THE DATA:
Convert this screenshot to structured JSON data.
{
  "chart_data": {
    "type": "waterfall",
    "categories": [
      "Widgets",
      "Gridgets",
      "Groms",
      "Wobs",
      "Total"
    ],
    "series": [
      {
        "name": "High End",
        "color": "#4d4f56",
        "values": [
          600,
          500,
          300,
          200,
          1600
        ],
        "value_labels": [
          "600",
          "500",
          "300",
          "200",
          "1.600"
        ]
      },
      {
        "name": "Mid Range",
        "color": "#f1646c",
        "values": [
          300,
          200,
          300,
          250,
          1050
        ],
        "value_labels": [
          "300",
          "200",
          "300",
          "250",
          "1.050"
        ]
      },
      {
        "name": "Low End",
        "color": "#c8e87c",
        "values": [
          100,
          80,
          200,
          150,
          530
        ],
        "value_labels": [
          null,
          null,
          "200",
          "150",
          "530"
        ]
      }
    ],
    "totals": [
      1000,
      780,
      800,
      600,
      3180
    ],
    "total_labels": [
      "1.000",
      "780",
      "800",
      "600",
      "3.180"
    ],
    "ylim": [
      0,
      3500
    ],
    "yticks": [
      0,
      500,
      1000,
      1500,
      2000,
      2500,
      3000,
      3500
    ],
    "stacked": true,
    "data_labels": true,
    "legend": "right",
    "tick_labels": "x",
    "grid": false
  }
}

TASK STATEMENT:
Type out the material again exactly as presented.

THE OUTPUT:
Convert this screenshot to structured JSON data.
{
  "chart_data": {
    "type": "waterfall",
    "categories": [
      "Widgets",
      "Gridgets",
      "Groms",
      "Wobs",
      "Total"
    ],
    "series": [
      {
        "name": "High End",
        "color": "#4d4f56",
        "values": [
          600,
          500,
          300,
          200,
          1600
        ],
        "value_labels": [
          "600",
          "500",
          "300",
          "200",
          "1.600"
        ]
      },
      {
        "name": "Mid Range",
        "color": "#f1646c",
        "values": [
          300,
          200,
          300,
          250,
          1050
        ],
        "value_labels": [
          "300",
          "200",
          "300",
          "250",
          "1.050"
        ]
      },
      {
        "name": "Low End",
        "color": "#c8e87c",
        "values": [
          100,
          80,
          200,
          150,
          530
        ],
        "value_labels": [
          null,
          null,
          "200",
          "150",
          "530"
        ]
      }
    ],
    "totals": [
      1000,
      780,
      800,
      600,
      3180
    ],
    "total_labels": [
      "1.000",
      "780",
      "800",
      "600",
      "3.180"
    ],
    "ylim": [
      0,
      3500
    ],
    "yticks": [
      0,
      500,
      1000,
      1500,
      2000,
      2500,
      3000,
      3500
    ],
    "stacked": true,
    "data_labels": true,
    "legend": "right",
    "tick_labels": "x",
    "grid": false
  }
}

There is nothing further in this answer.